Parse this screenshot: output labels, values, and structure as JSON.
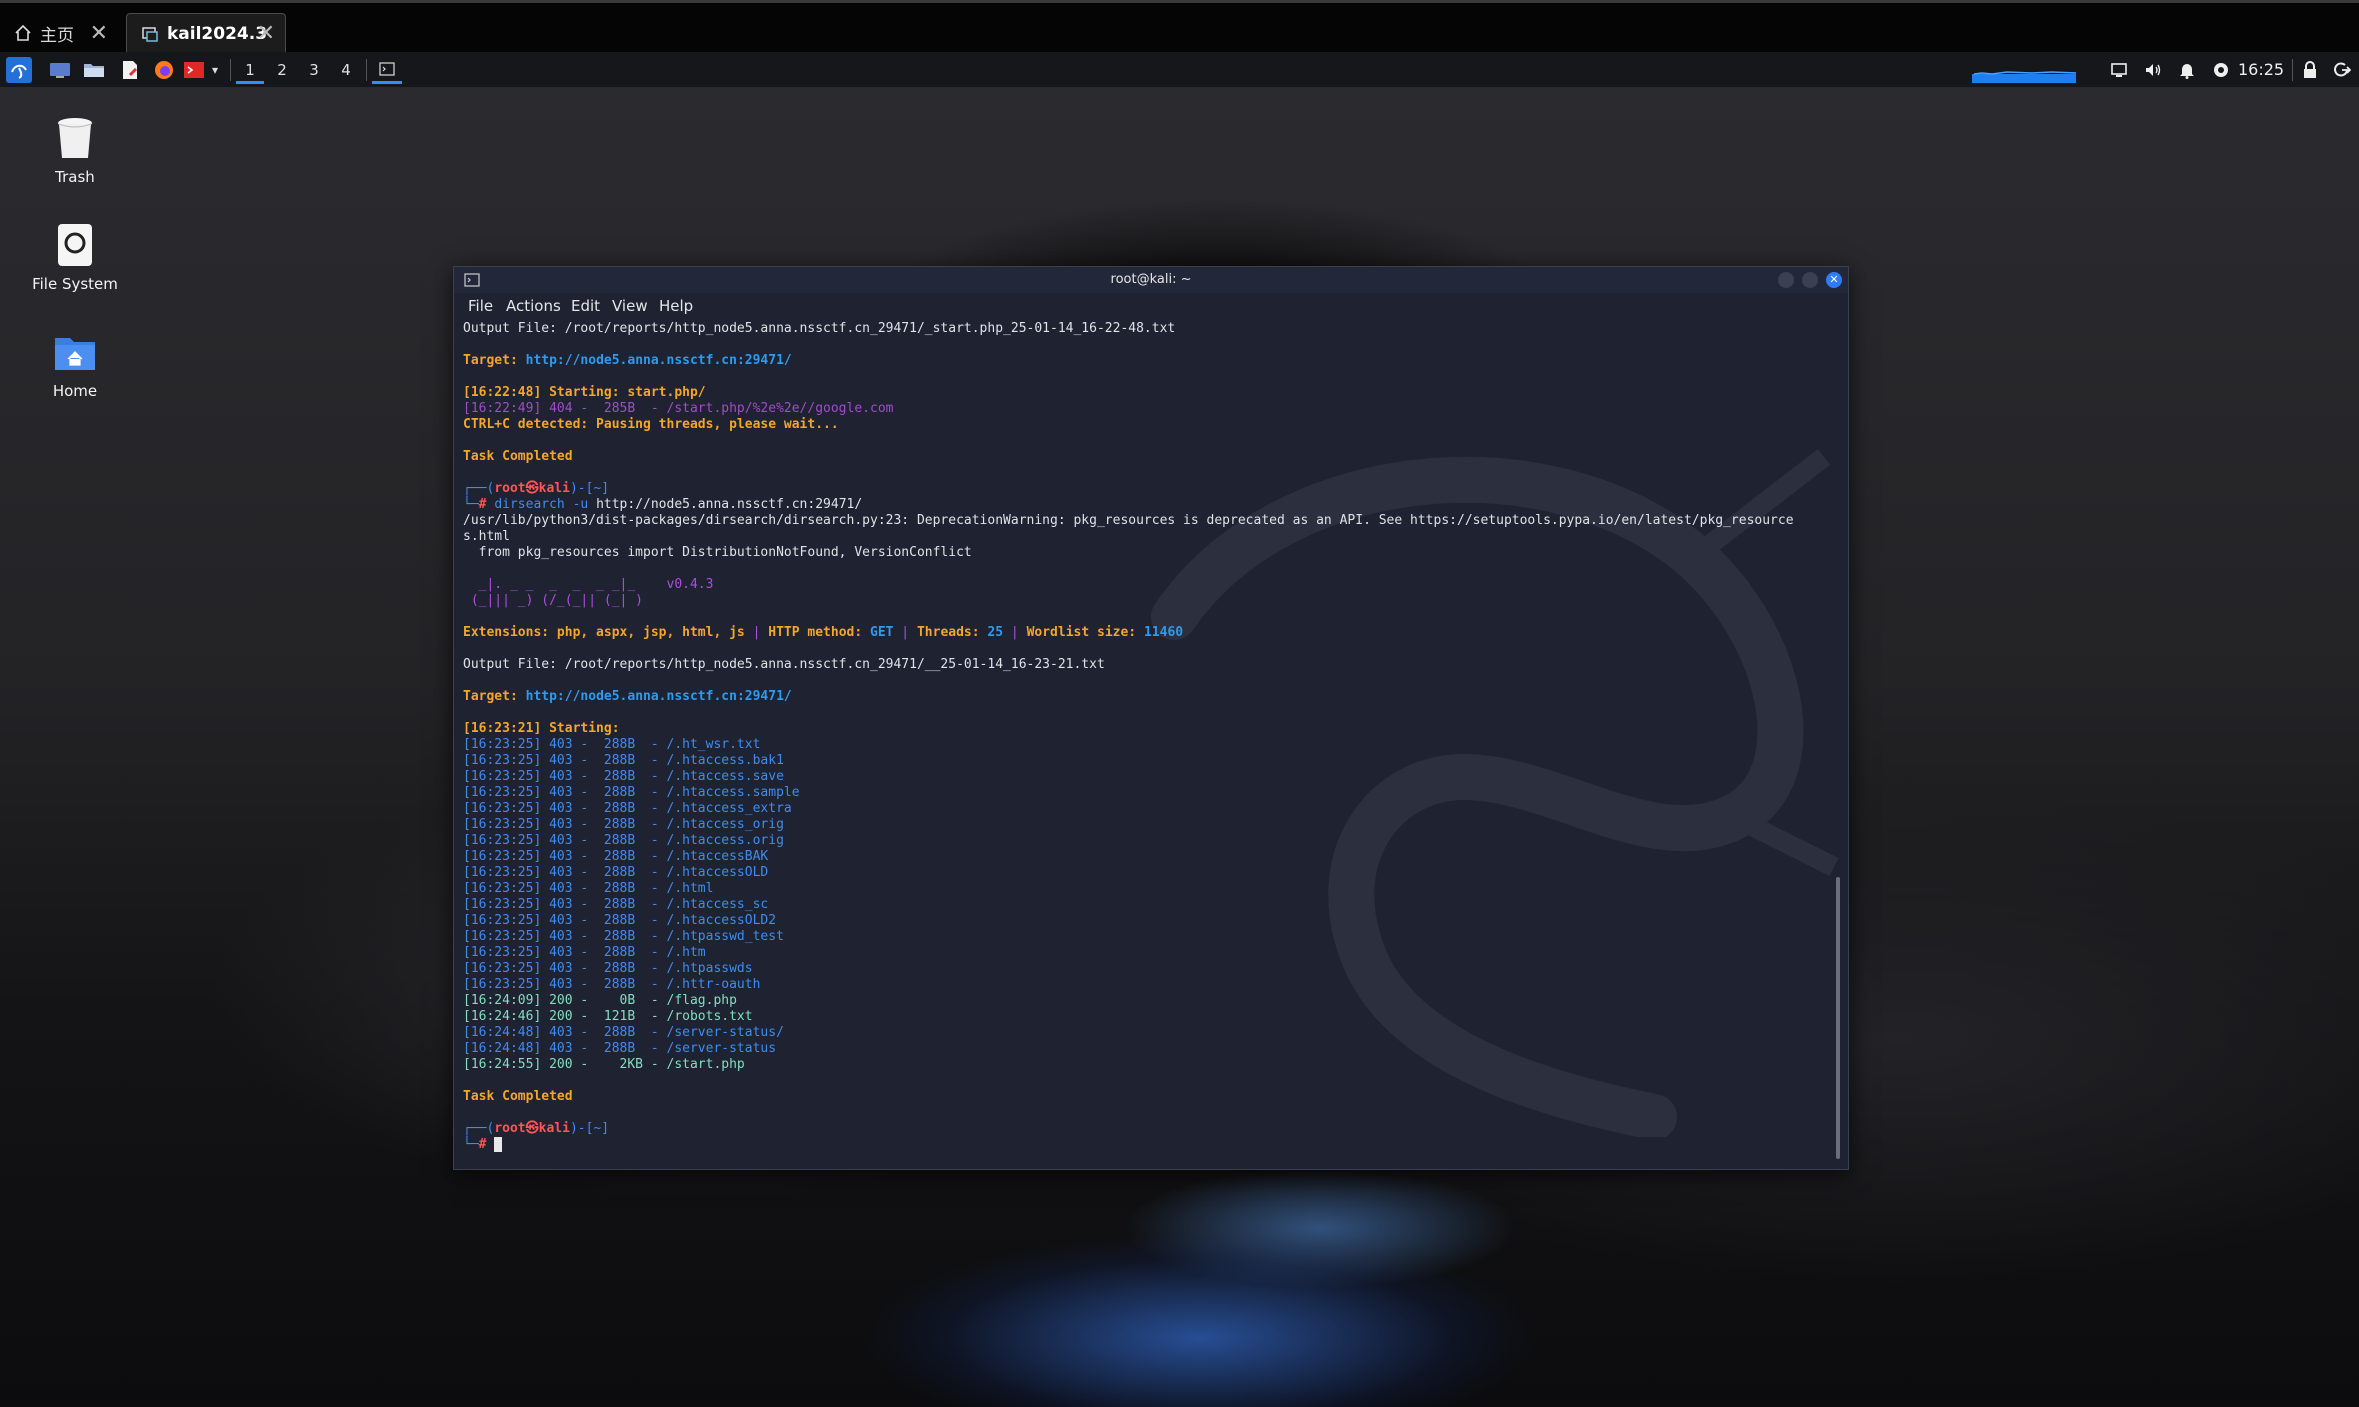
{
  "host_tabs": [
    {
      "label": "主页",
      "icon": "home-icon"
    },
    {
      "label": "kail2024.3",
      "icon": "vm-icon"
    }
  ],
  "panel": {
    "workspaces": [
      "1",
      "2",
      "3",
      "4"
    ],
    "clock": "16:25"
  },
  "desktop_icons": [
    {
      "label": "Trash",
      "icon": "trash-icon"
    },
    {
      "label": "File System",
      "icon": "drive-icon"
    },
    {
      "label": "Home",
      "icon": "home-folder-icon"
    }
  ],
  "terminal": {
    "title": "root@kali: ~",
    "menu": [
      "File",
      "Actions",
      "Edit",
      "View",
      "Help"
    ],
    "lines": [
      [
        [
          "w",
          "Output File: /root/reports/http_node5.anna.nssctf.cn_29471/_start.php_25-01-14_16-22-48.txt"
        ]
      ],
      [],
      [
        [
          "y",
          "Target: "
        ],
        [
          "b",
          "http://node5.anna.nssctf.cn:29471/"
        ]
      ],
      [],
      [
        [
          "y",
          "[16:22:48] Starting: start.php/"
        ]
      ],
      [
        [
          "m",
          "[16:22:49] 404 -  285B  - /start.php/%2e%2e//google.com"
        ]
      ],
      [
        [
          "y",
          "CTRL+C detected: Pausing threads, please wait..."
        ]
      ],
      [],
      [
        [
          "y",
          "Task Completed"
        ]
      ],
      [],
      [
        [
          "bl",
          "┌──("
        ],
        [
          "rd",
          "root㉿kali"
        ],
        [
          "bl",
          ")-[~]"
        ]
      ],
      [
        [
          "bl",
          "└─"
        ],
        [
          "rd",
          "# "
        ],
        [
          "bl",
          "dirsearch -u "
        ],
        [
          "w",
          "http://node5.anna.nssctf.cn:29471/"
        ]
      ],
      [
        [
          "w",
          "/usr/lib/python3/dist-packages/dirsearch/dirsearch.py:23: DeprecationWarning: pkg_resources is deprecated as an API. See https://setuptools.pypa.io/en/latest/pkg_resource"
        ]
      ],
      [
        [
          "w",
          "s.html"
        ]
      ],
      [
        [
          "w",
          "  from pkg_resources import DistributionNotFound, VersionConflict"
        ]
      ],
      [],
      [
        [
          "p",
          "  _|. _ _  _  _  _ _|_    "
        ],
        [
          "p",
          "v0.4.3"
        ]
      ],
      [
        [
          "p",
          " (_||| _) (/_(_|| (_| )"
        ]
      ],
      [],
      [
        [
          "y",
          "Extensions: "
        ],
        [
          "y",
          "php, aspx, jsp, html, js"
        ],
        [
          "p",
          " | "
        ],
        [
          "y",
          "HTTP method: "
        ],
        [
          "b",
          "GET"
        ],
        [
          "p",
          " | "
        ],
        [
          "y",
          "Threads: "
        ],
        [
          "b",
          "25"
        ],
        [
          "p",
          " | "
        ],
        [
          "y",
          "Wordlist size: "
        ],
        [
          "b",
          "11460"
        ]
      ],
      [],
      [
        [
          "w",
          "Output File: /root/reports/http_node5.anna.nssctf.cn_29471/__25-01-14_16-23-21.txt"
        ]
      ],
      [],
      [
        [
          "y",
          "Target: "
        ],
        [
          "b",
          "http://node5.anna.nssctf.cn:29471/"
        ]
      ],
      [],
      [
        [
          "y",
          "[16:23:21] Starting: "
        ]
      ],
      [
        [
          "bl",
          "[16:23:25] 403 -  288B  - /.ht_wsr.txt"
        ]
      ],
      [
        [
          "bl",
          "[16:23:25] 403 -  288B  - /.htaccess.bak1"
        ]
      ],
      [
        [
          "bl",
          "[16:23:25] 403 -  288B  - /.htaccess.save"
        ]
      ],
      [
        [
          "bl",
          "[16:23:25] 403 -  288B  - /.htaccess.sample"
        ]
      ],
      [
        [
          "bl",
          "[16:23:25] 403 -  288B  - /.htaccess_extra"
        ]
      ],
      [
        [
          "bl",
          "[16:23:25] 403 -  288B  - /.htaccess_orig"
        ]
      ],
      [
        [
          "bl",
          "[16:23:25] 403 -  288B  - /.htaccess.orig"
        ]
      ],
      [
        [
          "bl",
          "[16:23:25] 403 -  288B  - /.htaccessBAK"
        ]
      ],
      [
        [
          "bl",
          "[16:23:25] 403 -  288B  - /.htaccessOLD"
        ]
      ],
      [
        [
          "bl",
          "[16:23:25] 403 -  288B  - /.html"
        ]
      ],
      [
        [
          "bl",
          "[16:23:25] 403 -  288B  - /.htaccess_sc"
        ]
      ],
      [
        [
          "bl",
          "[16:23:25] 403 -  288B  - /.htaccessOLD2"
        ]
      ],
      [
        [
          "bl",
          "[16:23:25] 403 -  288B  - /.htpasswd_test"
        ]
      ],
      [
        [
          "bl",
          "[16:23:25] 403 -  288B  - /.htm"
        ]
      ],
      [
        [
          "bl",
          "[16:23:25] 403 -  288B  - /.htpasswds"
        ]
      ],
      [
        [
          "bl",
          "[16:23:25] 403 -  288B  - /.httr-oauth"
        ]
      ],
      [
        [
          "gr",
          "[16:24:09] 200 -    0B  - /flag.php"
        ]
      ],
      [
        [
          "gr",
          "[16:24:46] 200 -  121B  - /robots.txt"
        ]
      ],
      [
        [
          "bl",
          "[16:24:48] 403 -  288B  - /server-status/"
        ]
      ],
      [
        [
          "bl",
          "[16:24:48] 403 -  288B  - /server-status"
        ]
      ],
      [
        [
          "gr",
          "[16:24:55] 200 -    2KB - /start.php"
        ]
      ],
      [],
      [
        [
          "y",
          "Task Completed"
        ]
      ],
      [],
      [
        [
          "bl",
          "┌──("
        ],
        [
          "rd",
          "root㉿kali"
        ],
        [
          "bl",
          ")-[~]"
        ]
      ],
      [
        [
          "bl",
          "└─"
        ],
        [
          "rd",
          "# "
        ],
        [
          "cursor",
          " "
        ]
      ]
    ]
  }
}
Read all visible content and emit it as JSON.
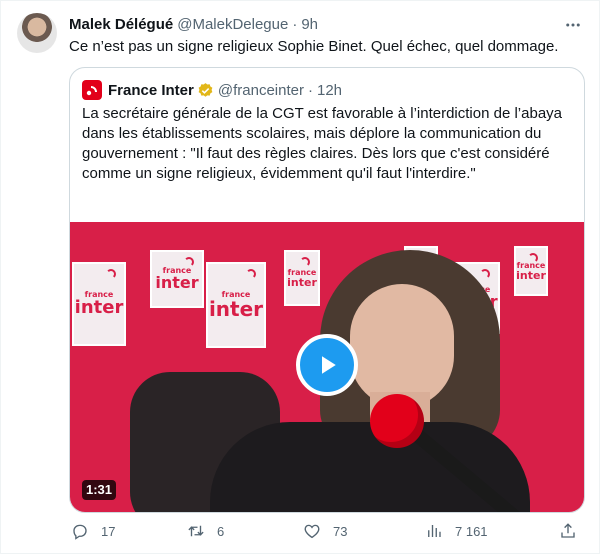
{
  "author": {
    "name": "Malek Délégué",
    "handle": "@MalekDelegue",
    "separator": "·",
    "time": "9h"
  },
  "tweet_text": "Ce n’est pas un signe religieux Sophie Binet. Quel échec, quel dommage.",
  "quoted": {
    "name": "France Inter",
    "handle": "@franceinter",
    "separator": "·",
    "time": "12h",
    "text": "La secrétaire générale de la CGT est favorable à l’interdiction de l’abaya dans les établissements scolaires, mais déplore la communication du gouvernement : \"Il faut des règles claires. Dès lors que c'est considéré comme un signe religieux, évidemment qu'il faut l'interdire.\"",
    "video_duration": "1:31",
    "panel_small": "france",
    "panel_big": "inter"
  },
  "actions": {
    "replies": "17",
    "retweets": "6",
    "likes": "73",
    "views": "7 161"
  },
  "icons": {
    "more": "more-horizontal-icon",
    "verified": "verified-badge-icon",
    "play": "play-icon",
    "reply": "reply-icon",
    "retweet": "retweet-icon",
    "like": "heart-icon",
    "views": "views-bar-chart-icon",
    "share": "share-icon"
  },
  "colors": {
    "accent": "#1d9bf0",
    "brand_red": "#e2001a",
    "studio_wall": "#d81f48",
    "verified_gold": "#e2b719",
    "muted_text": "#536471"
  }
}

+ + +

** EXERCISE DESCRIPTION **
Leave the pictures out, and transcribe each of the records exactly.

** WRITTEN SOLUTION **
Parse this screenshot: output labels, values, and structure as JSON.
{
  "host_tabs": [
    {
      "label": "主页",
      "icon": "home-icon"
    },
    {
      "label": "kail2024.3",
      "icon": "vm-icon"
    }
  ],
  "panel": {
    "workspaces": [
      "1",
      "2",
      "3",
      "4"
    ],
    "clock": "16:25"
  },
  "desktop_icons": [
    {
      "label": "Trash",
      "icon": "trash-icon"
    },
    {
      "label": "File System",
      "icon": "drive-icon"
    },
    {
      "label": "Home",
      "icon": "home-folder-icon"
    }
  ],
  "terminal": {
    "title": "root@kali: ~",
    "menu": [
      "File",
      "Actions",
      "Edit",
      "View",
      "Help"
    ],
    "lines": [
      [
        [
          "w",
          "Output File: /root/reports/http_node5.anna.nssctf.cn_29471/_start.php_25-01-14_16-22-48.txt"
        ]
      ],
      [],
      [
        [
          "y",
          "Target: "
        ],
        [
          "b",
          "http://node5.anna.nssctf.cn:29471/"
        ]
      ],
      [],
      [
        [
          "y",
          "[16:22:48] Starting: start.php/"
        ]
      ],
      [
        [
          "m",
          "[16:22:49] 404 -  285B  - /start.php/%2e%2e//google.com"
        ]
      ],
      [
        [
          "y",
          "CTRL+C detected: Pausing threads, please wait..."
        ]
      ],
      [],
      [
        [
          "y",
          "Task Completed"
        ]
      ],
      [],
      [
        [
          "bl",
          "┌──("
        ],
        [
          "rd",
          "root㉿kali"
        ],
        [
          "bl",
          ")-[~]"
        ]
      ],
      [
        [
          "bl",
          "└─"
        ],
        [
          "rd",
          "# "
        ],
        [
          "bl",
          "dirsearch -u "
        ],
        [
          "w",
          "http://node5.anna.nssctf.cn:29471/"
        ]
      ],
      [
        [
          "w",
          "/usr/lib/python3/dist-packages/dirsearch/dirsearch.py:23: DeprecationWarning: pkg_resources is deprecated as an API. See https://setuptools.pypa.io/en/latest/pkg_resource"
        ]
      ],
      [
        [
          "w",
          "s.html"
        ]
      ],
      [
        [
          "w",
          "  from pkg_resources import DistributionNotFound, VersionConflict"
        ]
      ],
      [],
      [
        [
          "p",
          "  _|. _ _  _  _  _ _|_    "
        ],
        [
          "p",
          "v0.4.3"
        ]
      ],
      [
        [
          "p",
          " (_||| _) (/_(_|| (_| )"
        ]
      ],
      [],
      [
        [
          "y",
          "Extensions: "
        ],
        [
          "y",
          "php, aspx, jsp, html, js"
        ],
        [
          "p",
          " | "
        ],
        [
          "y",
          "HTTP method: "
        ],
        [
          "b",
          "GET"
        ],
        [
          "p",
          " | "
        ],
        [
          "y",
          "Threads: "
        ],
        [
          "b",
          "25"
        ],
        [
          "p",
          " | "
        ],
        [
          "y",
          "Wordlist size: "
        ],
        [
          "b",
          "11460"
        ]
      ],
      [],
      [
        [
          "w",
          "Output File: /root/reports/http_node5.anna.nssctf.cn_29471/__25-01-14_16-23-21.txt"
        ]
      ],
      [],
      [
        [
          "y",
          "Target: "
        ],
        [
          "b",
          "http://node5.anna.nssctf.cn:29471/"
        ]
      ],
      [],
      [
        [
          "y",
          "[16:23:21] Starting: "
        ]
      ],
      [
        [
          "bl",
          "[16:23:25] 403 -  288B  - /.ht_wsr.txt"
        ]
      ],
      [
        [
          "bl",
          "[16:23:25] 403 -  288B  - /.htaccess.bak1"
        ]
      ],
      [
        [
          "bl",
          "[16:23:25] 403 -  288B  - /.htaccess.save"
        ]
      ],
      [
        [
          "bl",
          "[16:23:25] 403 -  288B  - /.htaccess.sample"
        ]
      ],
      [
        [
          "bl",
          "[16:23:25] 403 -  288B  - /.htaccess_extra"
        ]
      ],
      [
        [
          "bl",
          "[16:23:25] 403 -  288B  - /.htaccess_orig"
        ]
      ],
      [
        [
          "bl",
          "[16:23:25] 403 -  288B  - /.htaccess.orig"
        ]
      ],
      [
        [
          "bl",
          "[16:23:25] 403 -  288B  - /.htaccessBAK"
        ]
      ],
      [
        [
          "bl",
          "[16:23:25] 403 -  288B  - /.htaccessOLD"
        ]
      ],
      [
        [
          "bl",
          "[16:23:25] 403 -  288B  - /.html"
        ]
      ],
      [
        [
          "bl",
          "[16:23:25] 403 -  288B  - /.htaccess_sc"
        ]
      ],
      [
        [
          "bl",
          "[16:23:25] 403 -  288B  - /.htaccessOLD2"
        ]
      ],
      [
        [
          "bl",
          "[16:23:25] 403 -  288B  - /.htpasswd_test"
        ]
      ],
      [
        [
          "bl",
          "[16:23:25] 403 -  288B  - /.htm"
        ]
      ],
      [
        [
          "bl",
          "[16:23:25] 403 -  288B  - /.htpasswds"
        ]
      ],
      [
        [
          "bl",
          "[16:23:25] 403 -  288B  - /.httr-oauth"
        ]
      ],
      [
        [
          "gr",
          "[16:24:09] 200 -    0B  - /flag.php"
        ]
      ],
      [
        [
          "gr",
          "[16:24:46] 200 -  121B  - /robots.txt"
        ]
      ],
      [
        [
          "bl",
          "[16:24:48] 403 -  288B  - /server-status/"
        ]
      ],
      [
        [
          "bl",
          "[16:24:48] 403 -  288B  - /server-status"
        ]
      ],
      [
        [
          "gr",
          "[16:24:55] 200 -    2KB - /start.php"
        ]
      ],
      [],
      [
        [
          "y",
          "Task Completed"
        ]
      ],
      [],
      [
        [
          "bl",
          "┌──("
        ],
        [
          "rd",
          "root㉿kali"
        ],
        [
          "bl",
          ")-[~]"
        ]
      ],
      [
        [
          "bl",
          "└─"
        ],
        [
          "rd",
          "# "
        ],
        [
          "cursor",
          " "
        ]
      ]
    ]
  }
}
Read all visible content and emit it as JSON.
{
  "author": {
    "name": "Malek Délégué",
    "handle": "@MalekDelegue",
    "separator": "·",
    "time": "9h"
  },
  "tweet_text": "Ce n’est pas un signe religieux Sophie Binet. Quel échec, quel dommage.",
  "quoted": {
    "name": "France Inter",
    "handle": "@franceinter",
    "separator": "·",
    "time": "12h",
    "text": "La secrétaire générale de la CGT est favorable à l’interdiction de l’abaya dans les établissements scolaires, mais déplore la communication du gouvernement : \"Il faut des règles claires. Dès lors que c'est considéré comme un signe religieux, évidemment qu'il faut l'interdire.\"",
    "video_duration": "1:31",
    "panel_small": "france",
    "panel_big": "inter"
  },
  "actions": {
    "replies": "17",
    "retweets": "6",
    "likes": "73",
    "views": "7 161"
  },
  "icons": {
    "more": "more-horizontal-icon",
    "verified": "verified-badge-icon",
    "play": "play-icon",
    "reply": "reply-icon",
    "retweet": "retweet-icon",
    "like": "heart-icon",
    "views": "views-bar-chart-icon",
    "share": "share-icon"
  },
  "colors": {
    "accent": "#1d9bf0",
    "brand_red": "#e2001a",
    "studio_wall": "#d81f48",
    "verified_gold": "#e2b719",
    "muted_text": "#536471"
  }
}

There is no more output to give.